— BEGIN Material —
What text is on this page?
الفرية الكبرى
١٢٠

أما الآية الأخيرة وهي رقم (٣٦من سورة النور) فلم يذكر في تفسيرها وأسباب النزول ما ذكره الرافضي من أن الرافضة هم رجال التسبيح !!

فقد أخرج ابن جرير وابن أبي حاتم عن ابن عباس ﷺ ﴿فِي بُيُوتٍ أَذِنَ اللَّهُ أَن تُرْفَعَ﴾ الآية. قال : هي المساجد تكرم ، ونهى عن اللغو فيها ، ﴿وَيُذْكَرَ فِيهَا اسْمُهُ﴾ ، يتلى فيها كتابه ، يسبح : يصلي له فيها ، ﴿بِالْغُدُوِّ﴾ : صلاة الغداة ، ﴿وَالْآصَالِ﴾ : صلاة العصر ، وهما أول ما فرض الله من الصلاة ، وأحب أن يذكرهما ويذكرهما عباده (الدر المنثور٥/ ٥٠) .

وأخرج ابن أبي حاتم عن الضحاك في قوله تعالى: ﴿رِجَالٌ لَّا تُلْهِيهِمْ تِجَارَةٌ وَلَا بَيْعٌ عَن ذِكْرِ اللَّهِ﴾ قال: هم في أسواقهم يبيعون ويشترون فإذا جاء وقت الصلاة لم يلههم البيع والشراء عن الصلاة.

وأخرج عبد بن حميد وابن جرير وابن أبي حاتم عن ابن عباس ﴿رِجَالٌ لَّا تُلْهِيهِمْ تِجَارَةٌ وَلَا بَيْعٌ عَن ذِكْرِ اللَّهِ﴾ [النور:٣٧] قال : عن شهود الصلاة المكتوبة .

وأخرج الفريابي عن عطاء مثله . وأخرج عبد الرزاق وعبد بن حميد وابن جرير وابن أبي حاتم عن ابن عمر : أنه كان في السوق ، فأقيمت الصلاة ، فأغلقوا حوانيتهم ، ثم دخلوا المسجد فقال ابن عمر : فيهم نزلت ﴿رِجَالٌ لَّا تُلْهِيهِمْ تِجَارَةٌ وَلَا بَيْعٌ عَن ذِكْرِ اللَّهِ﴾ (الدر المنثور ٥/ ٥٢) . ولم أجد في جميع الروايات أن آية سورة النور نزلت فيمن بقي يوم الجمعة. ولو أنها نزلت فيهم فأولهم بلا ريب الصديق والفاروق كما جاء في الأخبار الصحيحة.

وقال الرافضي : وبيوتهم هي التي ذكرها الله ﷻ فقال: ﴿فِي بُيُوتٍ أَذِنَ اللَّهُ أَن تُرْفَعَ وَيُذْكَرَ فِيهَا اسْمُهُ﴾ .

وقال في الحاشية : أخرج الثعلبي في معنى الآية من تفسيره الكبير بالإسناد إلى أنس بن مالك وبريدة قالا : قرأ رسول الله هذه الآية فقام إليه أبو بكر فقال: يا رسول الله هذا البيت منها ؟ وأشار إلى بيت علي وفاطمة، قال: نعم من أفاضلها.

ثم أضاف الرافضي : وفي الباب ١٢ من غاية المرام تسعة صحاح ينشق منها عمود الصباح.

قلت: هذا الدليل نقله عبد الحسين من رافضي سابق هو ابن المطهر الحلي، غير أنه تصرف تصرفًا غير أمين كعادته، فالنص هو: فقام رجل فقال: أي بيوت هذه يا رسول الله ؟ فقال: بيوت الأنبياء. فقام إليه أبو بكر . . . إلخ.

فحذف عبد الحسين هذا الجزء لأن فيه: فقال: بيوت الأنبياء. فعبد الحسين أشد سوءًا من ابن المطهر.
— END Material —
- **Requirements**
Reproduce the records above exactly.

- **Expected answer**
What text is on this page?
الفرية الكبرى
١٢٠

أما الآية الأخيرة وهي رقم (٣٦من سورة النور) فلم يذكر في تفسيرها وأسباب النزول ما ذكره الرافضي من أن الرافضة هم رجال التسبيح !!

فقد أخرج ابن جرير وابن أبي حاتم عن ابن عباس ﷺ ﴿فِي بُيُوتٍ أَذِنَ اللَّهُ أَن تُرْفَعَ﴾ الآية. قال : هي المساجد تكرم ، ونهى عن اللغو فيها ، ﴿وَيُذْكَرَ فِيهَا اسْمُهُ﴾ ، يتلى فيها كتابه ، يسبح : يصلي له فيها ، ﴿بِالْغُدُوِّ﴾ : صلاة الغداة ، ﴿وَالْآصَالِ﴾ : صلاة العصر ، وهما أول ما فرض الله من الصلاة ، وأحب أن يذكرهما ويذكرهما عباده (الدر المنثور٥/ ٥٠) .

وأخرج ابن أبي حاتم عن الضحاك في قوله تعالى: ﴿رِجَالٌ لَّا تُلْهِيهِمْ تِجَارَةٌ وَلَا بَيْعٌ عَن ذِكْرِ اللَّهِ﴾ قال: هم في أسواقهم يبيعون ويشترون فإذا جاء وقت الصلاة لم يلههم البيع والشراء عن الصلاة.

وأخرج عبد بن حميد وابن جرير وابن أبي حاتم عن ابن عباس ﴿رِجَالٌ لَّا تُلْهِيهِمْ تِجَارَةٌ وَلَا بَيْعٌ عَن ذِكْرِ اللَّهِ﴾ [النور:٣٧] قال : عن شهود الصلاة المكتوبة .

وأخرج الفريابي عن عطاء مثله . وأخرج عبد الرزاق وعبد بن حميد وابن جرير وابن أبي حاتم عن ابن عمر : أنه كان في السوق ، فأقيمت الصلاة ، فأغلقوا حوانيتهم ، ثم دخلوا المسجد فقال ابن عمر : فيهم نزلت ﴿رِجَالٌ لَّا تُلْهِيهِمْ تِجَارَةٌ وَلَا بَيْعٌ عَن ذِكْرِ اللَّهِ﴾ (الدر المنثور ٥/ ٥٢) . ولم أجد في جميع الروايات أن آية سورة النور نزلت فيمن بقي يوم الجمعة. ولو أنها نزلت فيهم فأولهم بلا ريب الصديق والفاروق كما جاء في الأخبار الصحيحة.

وقال الرافضي : وبيوتهم هي التي ذكرها الله ﷻ فقال: ﴿فِي بُيُوتٍ أَذِنَ اللَّهُ أَن تُرْفَعَ وَيُذْكَرَ فِيهَا اسْمُهُ﴾ .

وقال في الحاشية : أخرج الثعلبي في معنى الآية من تفسيره الكبير بالإسناد إلى أنس بن مالك وبريدة قالا : قرأ رسول الله هذه الآية فقام إليه أبو بكر فقال: يا رسول الله هذا البيت منها ؟ وأشار إلى بيت علي وفاطمة، قال: نعم من أفاضلها.

ثم أضاف الرافضي : وفي الباب ١٢ من غاية المرام تسعة صحاح ينشق منها عمود الصباح.

قلت: هذا الدليل نقله عبد الحسين من رافضي سابق هو ابن المطهر الحلي، غير أنه تصرف تصرفًا غير أمين كعادته، فالنص هو: فقام رجل فقال: أي بيوت هذه يا رسول الله ؟ فقال: بيوت الأنبياء. فقام إليه أبو بكر . . . إلخ.

فحذف عبد الحسين هذا الجزء لأن فيه: فقال: بيوت الأنبياء. فعبد الحسين أشد سوءًا من ابن المطهر.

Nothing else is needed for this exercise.